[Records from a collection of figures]
......
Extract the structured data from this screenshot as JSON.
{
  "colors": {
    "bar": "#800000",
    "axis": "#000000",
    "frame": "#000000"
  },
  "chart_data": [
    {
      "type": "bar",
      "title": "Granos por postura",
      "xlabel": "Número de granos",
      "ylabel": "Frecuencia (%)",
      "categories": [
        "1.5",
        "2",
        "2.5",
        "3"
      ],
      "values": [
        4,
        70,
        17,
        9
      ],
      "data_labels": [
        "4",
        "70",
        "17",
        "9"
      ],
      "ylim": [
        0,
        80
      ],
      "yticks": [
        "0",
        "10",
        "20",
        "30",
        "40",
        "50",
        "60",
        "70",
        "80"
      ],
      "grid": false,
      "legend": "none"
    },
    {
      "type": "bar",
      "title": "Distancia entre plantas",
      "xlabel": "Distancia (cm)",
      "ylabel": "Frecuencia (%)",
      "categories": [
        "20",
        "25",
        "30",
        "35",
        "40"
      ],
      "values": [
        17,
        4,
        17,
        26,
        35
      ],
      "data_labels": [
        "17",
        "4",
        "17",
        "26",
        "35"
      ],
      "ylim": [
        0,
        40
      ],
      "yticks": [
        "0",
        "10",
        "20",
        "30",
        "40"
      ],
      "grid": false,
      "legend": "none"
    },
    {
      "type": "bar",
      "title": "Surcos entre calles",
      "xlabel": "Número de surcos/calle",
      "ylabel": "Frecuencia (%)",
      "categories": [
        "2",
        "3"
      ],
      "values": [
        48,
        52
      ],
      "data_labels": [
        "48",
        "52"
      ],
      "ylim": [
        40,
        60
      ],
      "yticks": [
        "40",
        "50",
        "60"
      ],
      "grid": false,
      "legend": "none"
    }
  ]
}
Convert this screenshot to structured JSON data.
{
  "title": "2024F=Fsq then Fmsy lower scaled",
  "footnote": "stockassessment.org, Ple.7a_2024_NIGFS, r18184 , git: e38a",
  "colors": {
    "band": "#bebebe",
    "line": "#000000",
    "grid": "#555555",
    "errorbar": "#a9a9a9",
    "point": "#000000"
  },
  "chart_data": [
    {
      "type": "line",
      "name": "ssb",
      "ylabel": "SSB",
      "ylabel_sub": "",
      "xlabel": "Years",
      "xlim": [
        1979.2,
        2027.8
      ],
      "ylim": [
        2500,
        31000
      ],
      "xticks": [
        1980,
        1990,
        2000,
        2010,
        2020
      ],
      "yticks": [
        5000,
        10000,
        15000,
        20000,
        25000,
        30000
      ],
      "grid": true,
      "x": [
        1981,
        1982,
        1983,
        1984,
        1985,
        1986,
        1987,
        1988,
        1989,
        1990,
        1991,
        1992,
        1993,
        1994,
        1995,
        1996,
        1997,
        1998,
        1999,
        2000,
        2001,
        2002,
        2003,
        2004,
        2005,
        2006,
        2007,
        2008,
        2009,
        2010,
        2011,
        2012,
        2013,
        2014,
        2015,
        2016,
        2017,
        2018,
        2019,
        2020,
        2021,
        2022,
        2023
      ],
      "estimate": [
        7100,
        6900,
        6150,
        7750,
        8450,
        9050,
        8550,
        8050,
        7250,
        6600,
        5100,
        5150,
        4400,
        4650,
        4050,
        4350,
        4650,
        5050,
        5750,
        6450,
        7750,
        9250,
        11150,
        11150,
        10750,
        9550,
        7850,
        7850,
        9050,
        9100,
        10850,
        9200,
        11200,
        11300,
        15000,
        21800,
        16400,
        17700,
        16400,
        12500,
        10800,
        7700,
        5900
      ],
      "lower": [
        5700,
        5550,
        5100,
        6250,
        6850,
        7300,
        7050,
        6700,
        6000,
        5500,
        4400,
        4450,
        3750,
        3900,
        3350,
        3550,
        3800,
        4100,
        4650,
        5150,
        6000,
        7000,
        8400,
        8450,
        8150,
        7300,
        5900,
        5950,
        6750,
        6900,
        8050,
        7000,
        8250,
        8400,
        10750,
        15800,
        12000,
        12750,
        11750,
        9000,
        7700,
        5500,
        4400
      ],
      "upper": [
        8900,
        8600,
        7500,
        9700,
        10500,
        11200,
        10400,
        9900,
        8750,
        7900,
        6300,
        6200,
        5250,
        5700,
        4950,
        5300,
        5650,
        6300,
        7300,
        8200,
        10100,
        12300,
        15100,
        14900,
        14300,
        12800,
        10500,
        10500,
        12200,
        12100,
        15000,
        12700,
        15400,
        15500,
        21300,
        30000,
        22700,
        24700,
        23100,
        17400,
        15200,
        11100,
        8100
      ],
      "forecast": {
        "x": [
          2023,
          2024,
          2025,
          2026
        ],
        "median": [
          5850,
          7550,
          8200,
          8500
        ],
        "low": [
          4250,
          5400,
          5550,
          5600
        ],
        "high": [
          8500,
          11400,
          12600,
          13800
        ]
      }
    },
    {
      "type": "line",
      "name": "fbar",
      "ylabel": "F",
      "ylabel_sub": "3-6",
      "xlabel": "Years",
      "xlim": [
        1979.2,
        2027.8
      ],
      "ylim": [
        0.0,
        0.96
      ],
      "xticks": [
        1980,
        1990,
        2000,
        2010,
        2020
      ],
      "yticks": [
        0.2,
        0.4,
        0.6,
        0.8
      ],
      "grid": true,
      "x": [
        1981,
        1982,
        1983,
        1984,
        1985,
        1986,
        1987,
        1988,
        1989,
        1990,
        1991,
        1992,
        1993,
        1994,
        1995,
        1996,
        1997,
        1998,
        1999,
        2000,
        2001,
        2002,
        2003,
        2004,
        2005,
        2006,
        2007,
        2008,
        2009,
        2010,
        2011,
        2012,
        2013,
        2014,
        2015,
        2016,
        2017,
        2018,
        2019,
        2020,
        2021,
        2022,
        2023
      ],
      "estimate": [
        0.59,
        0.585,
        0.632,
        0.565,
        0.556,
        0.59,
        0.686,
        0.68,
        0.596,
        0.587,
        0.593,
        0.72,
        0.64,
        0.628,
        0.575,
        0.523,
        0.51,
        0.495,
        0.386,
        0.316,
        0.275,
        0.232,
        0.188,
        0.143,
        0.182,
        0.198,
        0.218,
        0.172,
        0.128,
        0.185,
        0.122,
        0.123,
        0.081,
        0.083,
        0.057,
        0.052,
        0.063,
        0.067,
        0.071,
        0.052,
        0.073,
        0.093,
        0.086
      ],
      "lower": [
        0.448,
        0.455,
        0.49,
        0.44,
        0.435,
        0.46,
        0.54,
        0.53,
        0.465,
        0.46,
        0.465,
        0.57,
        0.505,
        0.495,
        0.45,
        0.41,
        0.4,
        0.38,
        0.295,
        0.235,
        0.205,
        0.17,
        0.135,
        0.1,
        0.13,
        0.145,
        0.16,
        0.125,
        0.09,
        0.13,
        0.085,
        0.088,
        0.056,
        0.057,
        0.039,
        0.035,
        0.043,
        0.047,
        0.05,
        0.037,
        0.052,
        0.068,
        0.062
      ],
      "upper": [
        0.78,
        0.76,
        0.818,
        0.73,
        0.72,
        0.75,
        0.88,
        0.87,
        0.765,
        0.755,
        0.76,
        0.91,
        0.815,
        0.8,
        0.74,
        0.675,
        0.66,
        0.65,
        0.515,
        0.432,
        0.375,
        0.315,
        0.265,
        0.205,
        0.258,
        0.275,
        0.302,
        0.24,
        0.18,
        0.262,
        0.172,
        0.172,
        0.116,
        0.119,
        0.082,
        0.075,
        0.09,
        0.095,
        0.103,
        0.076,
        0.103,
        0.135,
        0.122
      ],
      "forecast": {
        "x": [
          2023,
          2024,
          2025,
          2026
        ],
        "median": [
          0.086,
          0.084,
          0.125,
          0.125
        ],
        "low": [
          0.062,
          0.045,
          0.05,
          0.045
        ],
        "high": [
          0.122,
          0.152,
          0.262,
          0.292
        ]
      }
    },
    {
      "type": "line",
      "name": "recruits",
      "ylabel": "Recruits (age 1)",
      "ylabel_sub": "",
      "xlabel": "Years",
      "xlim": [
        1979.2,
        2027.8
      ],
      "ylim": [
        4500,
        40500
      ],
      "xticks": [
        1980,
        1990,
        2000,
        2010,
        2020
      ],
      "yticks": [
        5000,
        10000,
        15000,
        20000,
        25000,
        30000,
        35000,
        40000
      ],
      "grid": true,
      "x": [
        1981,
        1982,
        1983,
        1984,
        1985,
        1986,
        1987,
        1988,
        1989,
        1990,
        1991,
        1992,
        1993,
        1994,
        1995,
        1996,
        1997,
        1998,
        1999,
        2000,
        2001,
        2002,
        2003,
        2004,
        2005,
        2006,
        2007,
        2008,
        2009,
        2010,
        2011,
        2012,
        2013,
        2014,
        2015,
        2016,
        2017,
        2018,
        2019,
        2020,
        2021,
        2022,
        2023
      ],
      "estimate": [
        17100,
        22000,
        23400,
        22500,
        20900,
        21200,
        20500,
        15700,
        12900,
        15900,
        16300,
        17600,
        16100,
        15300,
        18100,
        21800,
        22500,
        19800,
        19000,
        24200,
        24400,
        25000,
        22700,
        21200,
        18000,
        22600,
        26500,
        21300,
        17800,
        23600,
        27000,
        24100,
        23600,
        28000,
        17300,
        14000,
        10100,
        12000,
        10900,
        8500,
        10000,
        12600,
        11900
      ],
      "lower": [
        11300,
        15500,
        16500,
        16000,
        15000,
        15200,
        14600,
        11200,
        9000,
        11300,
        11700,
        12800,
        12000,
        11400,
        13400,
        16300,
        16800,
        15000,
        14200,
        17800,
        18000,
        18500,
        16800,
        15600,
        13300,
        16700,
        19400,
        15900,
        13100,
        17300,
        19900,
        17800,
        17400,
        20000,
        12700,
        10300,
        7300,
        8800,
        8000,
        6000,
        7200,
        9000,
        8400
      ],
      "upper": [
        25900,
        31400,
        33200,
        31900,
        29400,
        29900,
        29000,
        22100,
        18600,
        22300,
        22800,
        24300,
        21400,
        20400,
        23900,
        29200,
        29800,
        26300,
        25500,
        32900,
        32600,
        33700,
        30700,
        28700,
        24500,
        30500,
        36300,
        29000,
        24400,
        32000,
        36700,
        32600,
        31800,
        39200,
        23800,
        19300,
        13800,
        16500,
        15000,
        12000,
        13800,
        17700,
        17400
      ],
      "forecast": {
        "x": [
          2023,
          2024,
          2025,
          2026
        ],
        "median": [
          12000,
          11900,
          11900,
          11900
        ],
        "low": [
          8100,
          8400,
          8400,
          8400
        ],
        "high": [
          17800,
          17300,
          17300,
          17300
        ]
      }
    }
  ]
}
......
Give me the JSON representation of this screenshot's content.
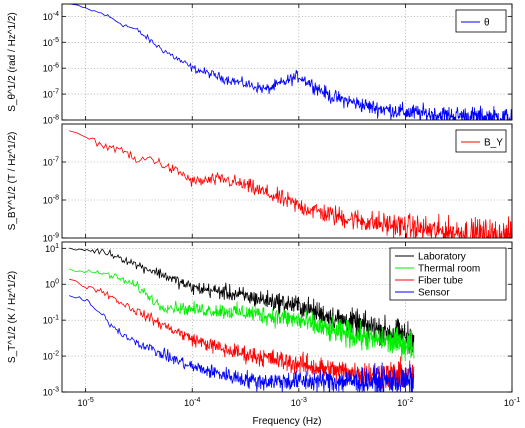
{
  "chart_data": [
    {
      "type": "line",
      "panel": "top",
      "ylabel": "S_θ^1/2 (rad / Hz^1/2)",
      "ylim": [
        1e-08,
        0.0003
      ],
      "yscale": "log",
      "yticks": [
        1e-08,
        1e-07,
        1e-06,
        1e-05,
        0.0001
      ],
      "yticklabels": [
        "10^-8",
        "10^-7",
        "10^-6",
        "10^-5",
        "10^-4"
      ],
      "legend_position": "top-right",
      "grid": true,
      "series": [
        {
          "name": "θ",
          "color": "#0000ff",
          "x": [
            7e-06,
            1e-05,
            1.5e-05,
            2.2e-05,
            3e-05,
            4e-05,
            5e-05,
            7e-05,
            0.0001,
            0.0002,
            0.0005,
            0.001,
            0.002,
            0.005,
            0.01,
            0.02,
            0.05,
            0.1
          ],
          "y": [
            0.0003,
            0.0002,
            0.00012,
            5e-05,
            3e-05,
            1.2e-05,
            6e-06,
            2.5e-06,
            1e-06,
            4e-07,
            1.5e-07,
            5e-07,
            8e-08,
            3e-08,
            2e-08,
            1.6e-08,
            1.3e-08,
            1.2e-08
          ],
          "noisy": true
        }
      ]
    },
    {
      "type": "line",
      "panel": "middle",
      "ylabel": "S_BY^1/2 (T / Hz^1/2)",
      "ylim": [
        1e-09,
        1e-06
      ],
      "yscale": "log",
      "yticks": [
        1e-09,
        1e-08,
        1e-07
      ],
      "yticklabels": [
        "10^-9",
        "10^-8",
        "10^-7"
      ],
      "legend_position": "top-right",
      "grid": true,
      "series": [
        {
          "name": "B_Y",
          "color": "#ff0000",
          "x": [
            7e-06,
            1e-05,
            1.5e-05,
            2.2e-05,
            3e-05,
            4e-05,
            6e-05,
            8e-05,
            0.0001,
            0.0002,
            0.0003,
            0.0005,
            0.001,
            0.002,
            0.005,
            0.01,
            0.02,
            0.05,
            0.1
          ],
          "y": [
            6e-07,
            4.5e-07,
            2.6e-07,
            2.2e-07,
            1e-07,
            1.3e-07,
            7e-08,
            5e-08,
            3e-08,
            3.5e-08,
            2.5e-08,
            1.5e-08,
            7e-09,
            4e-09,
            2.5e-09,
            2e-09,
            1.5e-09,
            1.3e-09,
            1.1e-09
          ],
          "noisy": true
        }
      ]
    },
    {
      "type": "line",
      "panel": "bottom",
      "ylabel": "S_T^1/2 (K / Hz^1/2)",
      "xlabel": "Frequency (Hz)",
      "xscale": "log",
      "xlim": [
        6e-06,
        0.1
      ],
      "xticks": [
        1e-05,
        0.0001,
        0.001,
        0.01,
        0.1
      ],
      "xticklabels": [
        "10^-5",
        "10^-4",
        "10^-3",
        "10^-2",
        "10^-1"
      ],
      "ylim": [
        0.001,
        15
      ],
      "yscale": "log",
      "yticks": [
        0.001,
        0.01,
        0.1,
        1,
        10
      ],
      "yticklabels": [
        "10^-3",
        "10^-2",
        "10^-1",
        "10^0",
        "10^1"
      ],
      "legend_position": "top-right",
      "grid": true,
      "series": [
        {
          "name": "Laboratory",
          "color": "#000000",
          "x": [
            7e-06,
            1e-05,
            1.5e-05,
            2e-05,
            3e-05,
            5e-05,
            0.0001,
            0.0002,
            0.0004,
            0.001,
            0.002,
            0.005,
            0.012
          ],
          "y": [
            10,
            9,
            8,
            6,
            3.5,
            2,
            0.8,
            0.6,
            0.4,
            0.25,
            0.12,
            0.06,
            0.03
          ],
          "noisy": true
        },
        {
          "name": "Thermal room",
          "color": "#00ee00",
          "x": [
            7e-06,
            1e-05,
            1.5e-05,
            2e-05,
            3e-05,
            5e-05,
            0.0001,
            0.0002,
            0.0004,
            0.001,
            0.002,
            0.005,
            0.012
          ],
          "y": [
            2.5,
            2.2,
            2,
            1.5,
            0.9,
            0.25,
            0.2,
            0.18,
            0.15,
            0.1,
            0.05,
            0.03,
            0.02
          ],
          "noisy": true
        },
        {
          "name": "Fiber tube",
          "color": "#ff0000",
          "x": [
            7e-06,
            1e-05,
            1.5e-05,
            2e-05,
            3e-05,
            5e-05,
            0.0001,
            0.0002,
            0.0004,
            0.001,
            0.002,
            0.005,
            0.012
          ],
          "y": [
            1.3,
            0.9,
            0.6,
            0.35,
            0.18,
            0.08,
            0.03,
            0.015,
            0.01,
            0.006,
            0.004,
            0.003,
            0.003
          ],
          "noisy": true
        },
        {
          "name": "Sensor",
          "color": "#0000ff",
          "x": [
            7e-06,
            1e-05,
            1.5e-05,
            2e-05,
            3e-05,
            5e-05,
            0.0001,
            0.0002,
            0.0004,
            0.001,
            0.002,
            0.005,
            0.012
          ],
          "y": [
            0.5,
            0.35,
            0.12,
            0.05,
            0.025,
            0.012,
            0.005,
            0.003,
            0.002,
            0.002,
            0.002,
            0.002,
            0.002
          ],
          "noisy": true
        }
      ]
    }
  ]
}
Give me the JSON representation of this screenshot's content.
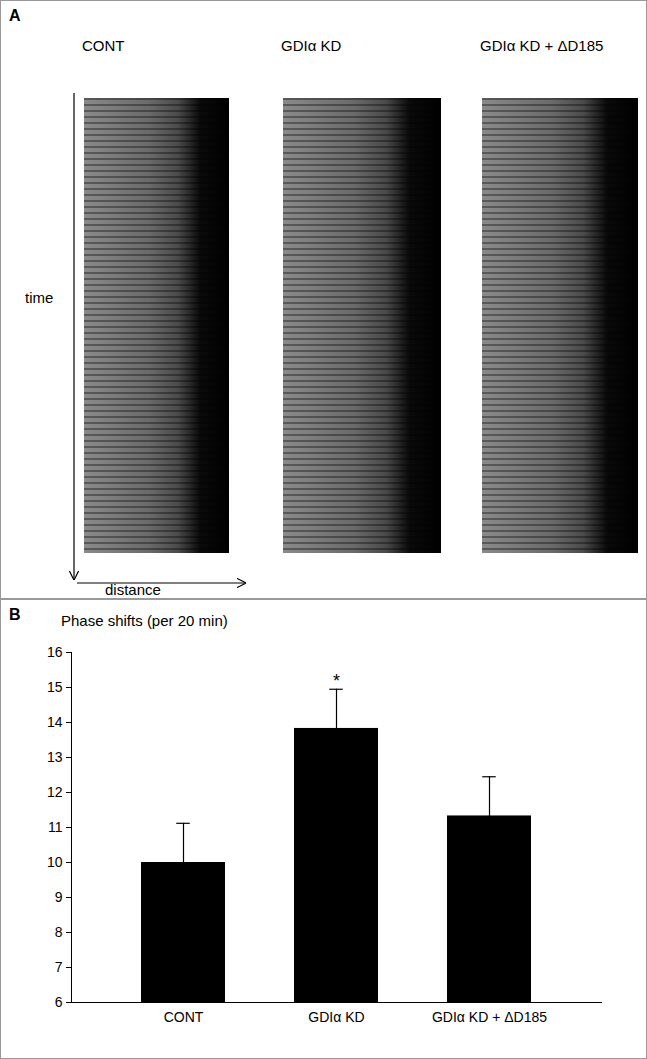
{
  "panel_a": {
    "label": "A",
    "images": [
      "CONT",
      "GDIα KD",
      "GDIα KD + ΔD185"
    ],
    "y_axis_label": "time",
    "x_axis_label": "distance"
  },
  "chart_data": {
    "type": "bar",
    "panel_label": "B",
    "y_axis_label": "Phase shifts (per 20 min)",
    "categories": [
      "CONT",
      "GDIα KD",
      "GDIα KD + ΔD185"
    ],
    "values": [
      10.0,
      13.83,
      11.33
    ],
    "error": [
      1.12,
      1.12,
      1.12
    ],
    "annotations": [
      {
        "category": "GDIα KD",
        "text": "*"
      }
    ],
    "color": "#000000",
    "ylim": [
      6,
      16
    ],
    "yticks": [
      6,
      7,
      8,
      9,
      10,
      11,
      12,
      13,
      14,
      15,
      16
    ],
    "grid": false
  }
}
......
§ **TASK**: Copy each line of the preceding data that contains the string "structured".

§ **TASK OUTPUT**:
Extract the structured data from this screenshot as JSON.
Convert this screenshot to structured JSON data.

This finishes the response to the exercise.